-- Start of Records for the task --
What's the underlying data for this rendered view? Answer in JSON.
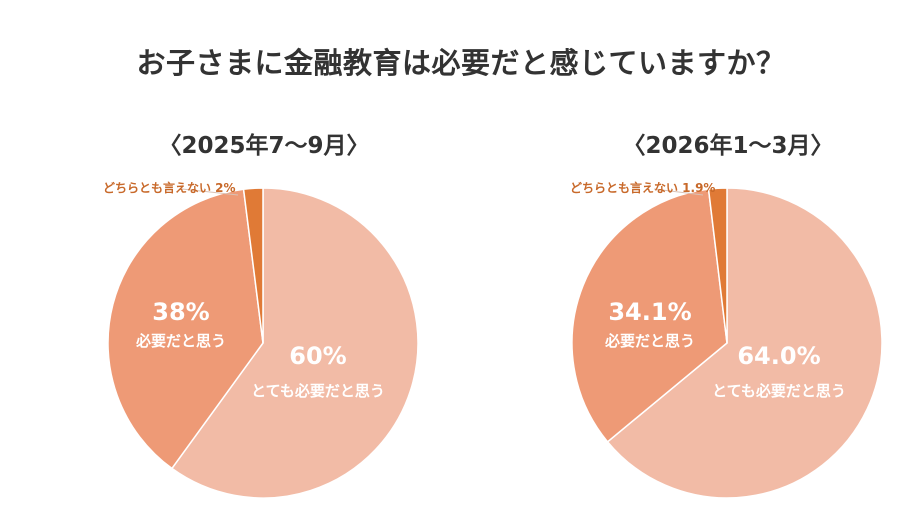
{
  "title": "お子さまに金融教育は必要だと感じていますか？",
  "chart_data": [
    {
      "type": "pie",
      "title": "〈2025年7〜9月〉",
      "slices": [
        {
          "label": "とても必要だと思う",
          "value": 60,
          "value_label": "60%",
          "color": "#f2bba6"
        },
        {
          "label": "必要だと思う",
          "value": 38,
          "value_label": "38%",
          "color": "#ee9a76"
        },
        {
          "label": "どちらとも言えない",
          "value": 2,
          "value_label": "2%",
          "color": "#e07a36"
        }
      ]
    },
    {
      "type": "pie",
      "title": "〈2026年1〜3月〉",
      "slices": [
        {
          "label": "とても必要だと思う",
          "value": 64.0,
          "value_label": "64.0%",
          "color": "#f2bba6"
        },
        {
          "label": "必要だと思う",
          "value": 34.1,
          "value_label": "34.1%",
          "color": "#ee9a76"
        },
        {
          "label": "どちらとも言えない",
          "value": 1.9,
          "value_label": "1.9%",
          "color": "#e07a36"
        }
      ]
    }
  ]
}
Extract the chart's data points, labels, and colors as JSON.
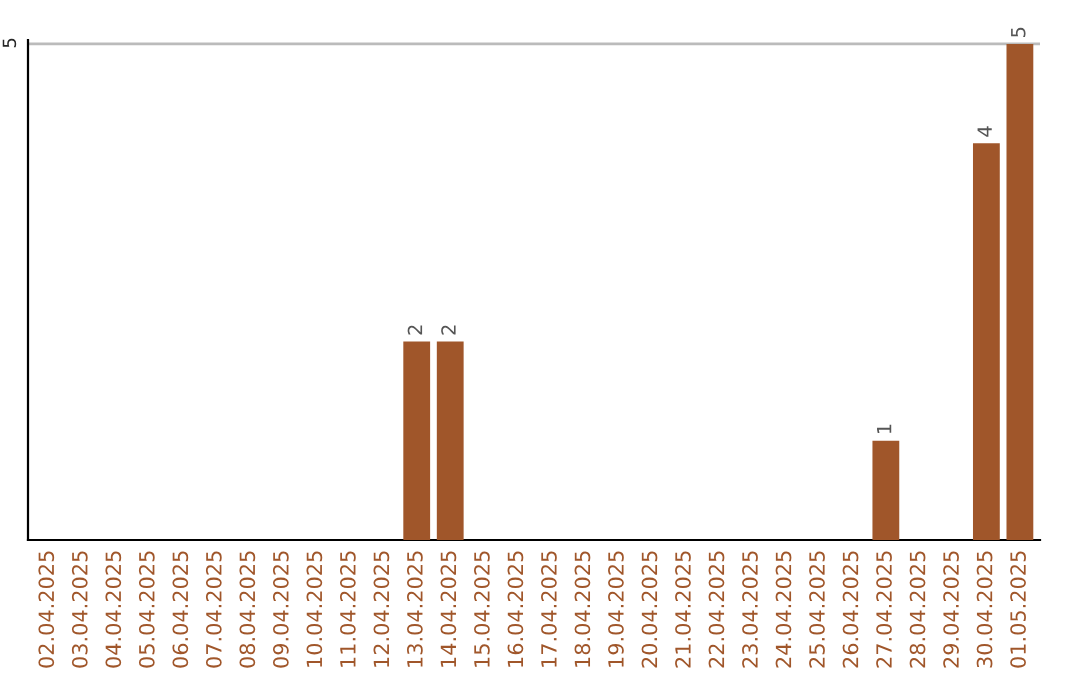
{
  "chart_data": {
    "type": "bar",
    "categories": [
      "02.04.2025",
      "03.04.2025",
      "04.04.2025",
      "05.04.2025",
      "06.04.2025",
      "07.04.2025",
      "08.04.2025",
      "09.04.2025",
      "10.04.2025",
      "11.04.2025",
      "12.04.2025",
      "13.04.2025",
      "14.04.2025",
      "15.04.2025",
      "16.04.2025",
      "17.04.2025",
      "18.04.2025",
      "19.04.2025",
      "20.04.2025",
      "21.04.2025",
      "22.04.2025",
      "23.04.2025",
      "24.04.2025",
      "25.04.2025",
      "26.04.2025",
      "27.04.2025",
      "28.04.2025",
      "29.04.2025",
      "30.04.2025",
      "01.05.2025"
    ],
    "values": [
      0,
      0,
      0,
      0,
      0,
      0,
      0,
      0,
      0,
      0,
      0,
      2,
      2,
      0,
      0,
      0,
      0,
      0,
      0,
      0,
      0,
      0,
      0,
      0,
      0,
      1,
      0,
      0,
      4,
      5
    ],
    "value_labels": [
      null,
      null,
      null,
      null,
      null,
      null,
      null,
      null,
      null,
      null,
      null,
      "2",
      "2",
      null,
      null,
      null,
      null,
      null,
      null,
      null,
      null,
      null,
      null,
      null,
      null,
      "1",
      null,
      null,
      "4",
      "5"
    ],
    "color": "#a0562a",
    "ylim": [
      0,
      5.04
    ],
    "yticks": [
      5
    ],
    "ref_lines": [
      {
        "axis": "y",
        "value": 5,
        "color": "#bbbbbb"
      }
    ],
    "legend": false
  }
}
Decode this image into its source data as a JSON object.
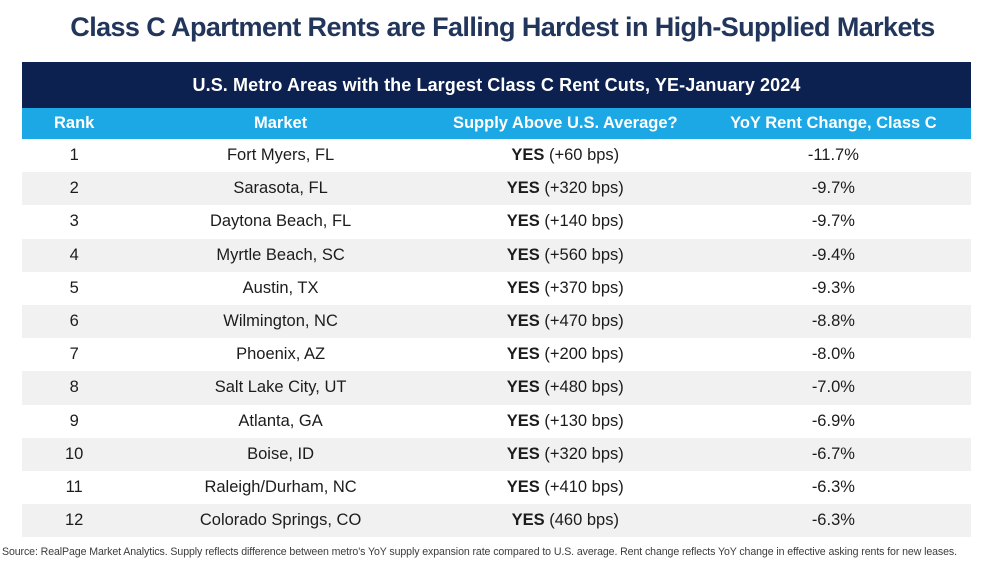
{
  "page_title": "Class C Apartment Rents are Falling Hardest in High-Supplied Markets",
  "table": {
    "banner": "U.S. Metro Areas with the Largest Class C Rent Cuts, YE-January 2024",
    "columns": [
      "Rank",
      "Market",
      "Supply Above U.S. Average?",
      "YoY Rent Change, Class C"
    ],
    "rows": [
      {
        "rank": "1",
        "market": "Fort Myers, FL",
        "supply_flag": "YES",
        "supply_detail": "(+60 bps)",
        "rent_change": "-11.7%"
      },
      {
        "rank": "2",
        "market": "Sarasota, FL",
        "supply_flag": "YES",
        "supply_detail": "(+320 bps)",
        "rent_change": "-9.7%"
      },
      {
        "rank": "3",
        "market": "Daytona Beach, FL",
        "supply_flag": "YES",
        "supply_detail": "(+140 bps)",
        "rent_change": "-9.7%"
      },
      {
        "rank": "4",
        "market": "Myrtle Beach, SC",
        "supply_flag": "YES",
        "supply_detail": "(+560 bps)",
        "rent_change": "-9.4%"
      },
      {
        "rank": "5",
        "market": "Austin, TX",
        "supply_flag": "YES",
        "supply_detail": "(+370 bps)",
        "rent_change": "-9.3%"
      },
      {
        "rank": "6",
        "market": "Wilmington, NC",
        "supply_flag": "YES",
        "supply_detail": "(+470 bps)",
        "rent_change": "-8.8%"
      },
      {
        "rank": "7",
        "market": "Phoenix, AZ",
        "supply_flag": "YES",
        "supply_detail": "(+200 bps)",
        "rent_change": "-8.0%"
      },
      {
        "rank": "8",
        "market": "Salt Lake City, UT",
        "supply_flag": "YES",
        "supply_detail": "(+480 bps)",
        "rent_change": "-7.0%"
      },
      {
        "rank": "9",
        "market": "Atlanta, GA",
        "supply_flag": "YES",
        "supply_detail": "(+130 bps)",
        "rent_change": "-6.9%"
      },
      {
        "rank": "10",
        "market": "Boise, ID",
        "supply_flag": "YES",
        "supply_detail": "(+320 bps)",
        "rent_change": "-6.7%"
      },
      {
        "rank": "11",
        "market": "Raleigh/Durham, NC",
        "supply_flag": "YES",
        "supply_detail": "(+410 bps)",
        "rent_change": "-6.3%"
      },
      {
        "rank": "12",
        "market": "Colorado Springs, CO",
        "supply_flag": "YES",
        "supply_detail": "(460 bps)",
        "rent_change": "-6.3%"
      }
    ]
  },
  "footnote": "Source: RealPage Market Analytics. Supply reflects difference between metro's YoY supply expansion rate compared to U.S. average. Rent change reflects YoY change in effective asking rents for new leases.",
  "colors": {
    "title_navy": "#22365c",
    "banner_navy": "#0d2150",
    "header_cyan": "#1ba8e4",
    "alt_row_gray": "#f1f1f1",
    "cell_text": "#1c1c1c"
  },
  "chart_data": {
    "type": "table",
    "title": "U.S. Metro Areas with the Largest Class C Rent Cuts, YE-January 2024",
    "columns": [
      "Rank",
      "Market",
      "Supply Above U.S. Average?",
      "YoY Rent Change, Class C"
    ],
    "rows": [
      [
        1,
        "Fort Myers, FL",
        "YES (+60 bps)",
        -11.7
      ],
      [
        2,
        "Sarasota, FL",
        "YES (+320 bps)",
        -9.7
      ],
      [
        3,
        "Daytona Beach, FL",
        "YES (+140 bps)",
        -9.7
      ],
      [
        4,
        "Myrtle Beach, SC",
        "YES (+560 bps)",
        -9.4
      ],
      [
        5,
        "Austin, TX",
        "YES (+370 bps)",
        -9.3
      ],
      [
        6,
        "Wilmington, NC",
        "YES (+470 bps)",
        -8.8
      ],
      [
        7,
        "Phoenix, AZ",
        "YES (+200 bps)",
        -8.0
      ],
      [
        8,
        "Salt Lake City, UT",
        "YES (+480 bps)",
        -7.0
      ],
      [
        9,
        "Atlanta, GA",
        "YES (+130 bps)",
        -6.9
      ],
      [
        10,
        "Boise, ID",
        "YES (+320 bps)",
        -6.7
      ],
      [
        11,
        "Raleigh/Durham, NC",
        "YES (+410 bps)",
        -6.3
      ],
      [
        12,
        "Colorado Springs, CO",
        "YES (460 bps)",
        -6.3
      ]
    ],
    "supply_above_us_avg_bps": [
      60,
      320,
      140,
      560,
      370,
      470,
      200,
      480,
      130,
      320,
      410,
      460
    ],
    "rent_change_pct": [
      -11.7,
      -9.7,
      -9.7,
      -9.4,
      -9.3,
      -8.8,
      -8.0,
      -7.0,
      -6.9,
      -6.7,
      -6.3,
      -6.3
    ]
  }
}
-- End of Records for the task --
- _Written instruction_: For the records above, state how many lines include the string "with", giving the number and nothing else.

- _Response for this exercise_: 2